== TASK TO COMPLETE ==
Leaving out the pictures, transcribe all of the records faithfully.

Begin DATA IN THIS EXERCISE

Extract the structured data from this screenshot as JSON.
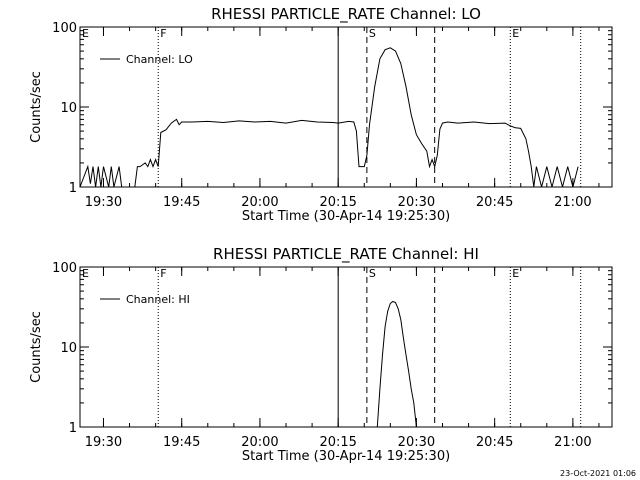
{
  "footer": {
    "timestamp": "23-Oct-2021 01:06"
  },
  "chart_data": [
    {
      "type": "line",
      "title": "RHESSI PARTICLE_RATE Channel: LO",
      "xlabel": "Start Time (30-Apr-14 19:25:30)",
      "ylabel": "Counts/sec",
      "yscale": "log",
      "ylim": [
        1,
        100
      ],
      "xlim": [
        "19:25:30",
        "21:07:30"
      ],
      "x_ticks": [
        "19:30",
        "19:45",
        "20:00",
        "20:15",
        "20:30",
        "20:45",
        "21:00"
      ],
      "y_ticks": [
        "1",
        "10",
        "100"
      ],
      "legend": {
        "entries": [
          "Channel: LO"
        ],
        "position": "top-left"
      },
      "markers": [
        {
          "time": "19:40:30",
          "label": "F",
          "style": "dotted"
        },
        {
          "time": "20:15:00",
          "label": "",
          "style": "solid"
        },
        {
          "time": "20:20:30",
          "label": "S",
          "style": "dashed"
        },
        {
          "time": "20:33:30",
          "label": "",
          "style": "dashed"
        },
        {
          "time": "20:48:00",
          "label": "E",
          "style": "dotted"
        },
        {
          "time": "21:01:30",
          "label": "",
          "style": "dotted"
        }
      ],
      "corner_label": "E",
      "series": [
        {
          "name": "Channel: LO",
          "x": [
            "19:25:30",
            "19:27:00",
            "19:27:30",
            "19:28:00",
            "19:28:30",
            "19:29:00",
            "19:29:30",
            "19:30:00",
            "19:31:00",
            "19:31:30",
            "19:32:00",
            "19:33:00",
            "19:33:30",
            "19:34:00",
            "19:35:00",
            "19:36:00",
            "19:36:30",
            "19:37:00",
            "19:38:00",
            "19:38:30",
            "19:39:00",
            "19:39:30",
            "19:40:00",
            "19:40:30",
            "19:41:00",
            "19:42:00",
            "19:43:00",
            "19:44:00",
            "19:44:30",
            "19:45:00",
            "19:47:00",
            "19:50:00",
            "19:53:00",
            "19:56:00",
            "19:59:00",
            "20:02:00",
            "20:05:00",
            "20:08:00",
            "20:11:00",
            "20:14:00",
            "20:15:00",
            "20:17:00",
            "20:18:00",
            "20:18:30",
            "20:19:00",
            "20:20:00",
            "20:20:30",
            "20:21:00",
            "20:22:00",
            "20:23:00",
            "20:24:00",
            "20:25:00",
            "20:26:00",
            "20:27:00",
            "20:28:00",
            "20:29:00",
            "20:30:00",
            "20:31:00",
            "20:32:00",
            "20:32:30",
            "20:33:00",
            "20:33:30",
            "20:34:00",
            "20:34:30",
            "20:35:00",
            "20:36:00",
            "20:38:00",
            "20:41:00",
            "20:44:00",
            "20:47:00",
            "20:48:00",
            "20:49:00",
            "20:50:00",
            "20:51:00",
            "20:51:30",
            "20:52:00",
            "20:52:30",
            "20:53:00",
            "20:54:00",
            "20:55:00",
            "20:56:00",
            "20:57:00",
            "20:58:00",
            "20:59:00",
            "21:00:00",
            "21:01:00"
          ],
          "y": [
            1,
            1.8,
            1.1,
            1.8,
            1,
            1.8,
            1,
            1.8,
            1,
            1.8,
            1,
            1.8,
            1,
            1,
            1,
            1,
            1.8,
            1.8,
            2,
            1.8,
            2.2,
            1.8,
            2.2,
            1.8,
            4.8,
            5.2,
            6.3,
            7,
            6,
            6.5,
            6.5,
            6.6,
            6.4,
            6.7,
            6.5,
            6.6,
            6.3,
            6.8,
            6.5,
            6.4,
            6.3,
            6.6,
            6.5,
            5,
            1.8,
            1.8,
            2.5,
            6,
            18,
            40,
            52,
            55,
            50,
            35,
            18,
            8,
            4.5,
            3.5,
            2.8,
            1.8,
            2.2,
            1.8,
            2.5,
            5.3,
            6.3,
            6.5,
            6.3,
            6.5,
            6.2,
            6.3,
            5.8,
            5.5,
            5.4,
            4,
            2.8,
            1.8,
            1,
            1.8,
            1,
            1.8,
            1,
            1.8,
            1,
            1.8,
            1,
            1.8
          ]
        }
      ]
    },
    {
      "type": "line",
      "title": "RHESSI PARTICLE_RATE Channel: HI",
      "xlabel": "Start Time (30-Apr-14 19:25:30)",
      "ylabel": "Counts/sec",
      "yscale": "log",
      "ylim": [
        1,
        100
      ],
      "xlim": [
        "19:25:30",
        "21:07:30"
      ],
      "x_ticks": [
        "19:30",
        "19:45",
        "20:00",
        "20:15",
        "20:30",
        "20:45",
        "21:00"
      ],
      "y_ticks": [
        "1",
        "10",
        "100"
      ],
      "legend": {
        "entries": [
          "Channel: HI"
        ],
        "position": "top-left"
      },
      "markers": [
        {
          "time": "19:40:30",
          "label": "F",
          "style": "dotted"
        },
        {
          "time": "20:15:00",
          "label": "",
          "style": "solid"
        },
        {
          "time": "20:20:30",
          "label": "S",
          "style": "dashed"
        },
        {
          "time": "20:33:30",
          "label": "",
          "style": "dashed"
        },
        {
          "time": "20:48:00",
          "label": "E",
          "style": "dotted"
        },
        {
          "time": "21:01:30",
          "label": "",
          "style": "dotted"
        }
      ],
      "corner_label": "E",
      "series": [
        {
          "name": "Channel: HI",
          "x": [
            "20:22:30",
            "20:23:00",
            "20:23:30",
            "20:24:00",
            "20:24:30",
            "20:25:00",
            "20:25:30",
            "20:26:00",
            "20:26:30",
            "20:27:00",
            "20:27:30",
            "20:28:00",
            "20:28:30",
            "20:29:00",
            "20:29:30",
            "20:30:00"
          ],
          "y": [
            1,
            3,
            8,
            18,
            28,
            35,
            37,
            36,
            30,
            22,
            13,
            8,
            5,
            3,
            2,
            1
          ]
        }
      ]
    }
  ]
}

End DATA IN THIS EXERCISE

== TASK RESPONSE ==
Extract the structured data from this screenshot as JSON.
{
  "footer": {
    "timestamp": "23-Oct-2021 01:06"
  },
  "chart_data": [
    {
      "type": "line",
      "title": "RHESSI PARTICLE_RATE Channel: LO",
      "xlabel": "Start Time (30-Apr-14 19:25:30)",
      "ylabel": "Counts/sec",
      "yscale": "log",
      "ylim": [
        1,
        100
      ],
      "xlim": [
        "19:25:30",
        "21:07:30"
      ],
      "x_ticks": [
        "19:30",
        "19:45",
        "20:00",
        "20:15",
        "20:30",
        "20:45",
        "21:00"
      ],
      "y_ticks": [
        "1",
        "10",
        "100"
      ],
      "legend": {
        "entries": [
          "Channel: LO"
        ],
        "position": "top-left"
      },
      "markers": [
        {
          "time": "19:40:30",
          "label": "F",
          "style": "dotted"
        },
        {
          "time": "20:15:00",
          "label": "",
          "style": "solid"
        },
        {
          "time": "20:20:30",
          "label": "S",
          "style": "dashed"
        },
        {
          "time": "20:33:30",
          "label": "",
          "style": "dashed"
        },
        {
          "time": "20:48:00",
          "label": "E",
          "style": "dotted"
        },
        {
          "time": "21:01:30",
          "label": "",
          "style": "dotted"
        }
      ],
      "corner_label": "E",
      "series": [
        {
          "name": "Channel: LO",
          "x": [
            "19:25:30",
            "19:27:00",
            "19:27:30",
            "19:28:00",
            "19:28:30",
            "19:29:00",
            "19:29:30",
            "19:30:00",
            "19:31:00",
            "19:31:30",
            "19:32:00",
            "19:33:00",
            "19:33:30",
            "19:34:00",
            "19:35:00",
            "19:36:00",
            "19:36:30",
            "19:37:00",
            "19:38:00",
            "19:38:30",
            "19:39:00",
            "19:39:30",
            "19:40:00",
            "19:40:30",
            "19:41:00",
            "19:42:00",
            "19:43:00",
            "19:44:00",
            "19:44:30",
            "19:45:00",
            "19:47:00",
            "19:50:00",
            "19:53:00",
            "19:56:00",
            "19:59:00",
            "20:02:00",
            "20:05:00",
            "20:08:00",
            "20:11:00",
            "20:14:00",
            "20:15:00",
            "20:17:00",
            "20:18:00",
            "20:18:30",
            "20:19:00",
            "20:20:00",
            "20:20:30",
            "20:21:00",
            "20:22:00",
            "20:23:00",
            "20:24:00",
            "20:25:00",
            "20:26:00",
            "20:27:00",
            "20:28:00",
            "20:29:00",
            "20:30:00",
            "20:31:00",
            "20:32:00",
            "20:32:30",
            "20:33:00",
            "20:33:30",
            "20:34:00",
            "20:34:30",
            "20:35:00",
            "20:36:00",
            "20:38:00",
            "20:41:00",
            "20:44:00",
            "20:47:00",
            "20:48:00",
            "20:49:00",
            "20:50:00",
            "20:51:00",
            "20:51:30",
            "20:52:00",
            "20:52:30",
            "20:53:00",
            "20:54:00",
            "20:55:00",
            "20:56:00",
            "20:57:00",
            "20:58:00",
            "20:59:00",
            "21:00:00",
            "21:01:00"
          ],
          "y": [
            1,
            1.8,
            1.1,
            1.8,
            1,
            1.8,
            1,
            1.8,
            1,
            1.8,
            1,
            1.8,
            1,
            1,
            1,
            1,
            1.8,
            1.8,
            2,
            1.8,
            2.2,
            1.8,
            2.2,
            1.8,
            4.8,
            5.2,
            6.3,
            7,
            6,
            6.5,
            6.5,
            6.6,
            6.4,
            6.7,
            6.5,
            6.6,
            6.3,
            6.8,
            6.5,
            6.4,
            6.3,
            6.6,
            6.5,
            5,
            1.8,
            1.8,
            2.5,
            6,
            18,
            40,
            52,
            55,
            50,
            35,
            18,
            8,
            4.5,
            3.5,
            2.8,
            1.8,
            2.2,
            1.8,
            2.5,
            5.3,
            6.3,
            6.5,
            6.3,
            6.5,
            6.2,
            6.3,
            5.8,
            5.5,
            5.4,
            4,
            2.8,
            1.8,
            1,
            1.8,
            1,
            1.8,
            1,
            1.8,
            1,
            1.8,
            1,
            1.8
          ]
        }
      ]
    },
    {
      "type": "line",
      "title": "RHESSI PARTICLE_RATE Channel: HI",
      "xlabel": "Start Time (30-Apr-14 19:25:30)",
      "ylabel": "Counts/sec",
      "yscale": "log",
      "ylim": [
        1,
        100
      ],
      "xlim": [
        "19:25:30",
        "21:07:30"
      ],
      "x_ticks": [
        "19:30",
        "19:45",
        "20:00",
        "20:15",
        "20:30",
        "20:45",
        "21:00"
      ],
      "y_ticks": [
        "1",
        "10",
        "100"
      ],
      "legend": {
        "entries": [
          "Channel: HI"
        ],
        "position": "top-left"
      },
      "markers": [
        {
          "time": "19:40:30",
          "label": "F",
          "style": "dotted"
        },
        {
          "time": "20:15:00",
          "label": "",
          "style": "solid"
        },
        {
          "time": "20:20:30",
          "label": "S",
          "style": "dashed"
        },
        {
          "time": "20:33:30",
          "label": "",
          "style": "dashed"
        },
        {
          "time": "20:48:00",
          "label": "E",
          "style": "dotted"
        },
        {
          "time": "21:01:30",
          "label": "",
          "style": "dotted"
        }
      ],
      "corner_label": "E",
      "series": [
        {
          "name": "Channel: HI",
          "x": [
            "20:22:30",
            "20:23:00",
            "20:23:30",
            "20:24:00",
            "20:24:30",
            "20:25:00",
            "20:25:30",
            "20:26:00",
            "20:26:30",
            "20:27:00",
            "20:27:30",
            "20:28:00",
            "20:28:30",
            "20:29:00",
            "20:29:30",
            "20:30:00"
          ],
          "y": [
            1,
            3,
            8,
            18,
            28,
            35,
            37,
            36,
            30,
            22,
            13,
            8,
            5,
            3,
            2,
            1
          ]
        }
      ]
    }
  ]
}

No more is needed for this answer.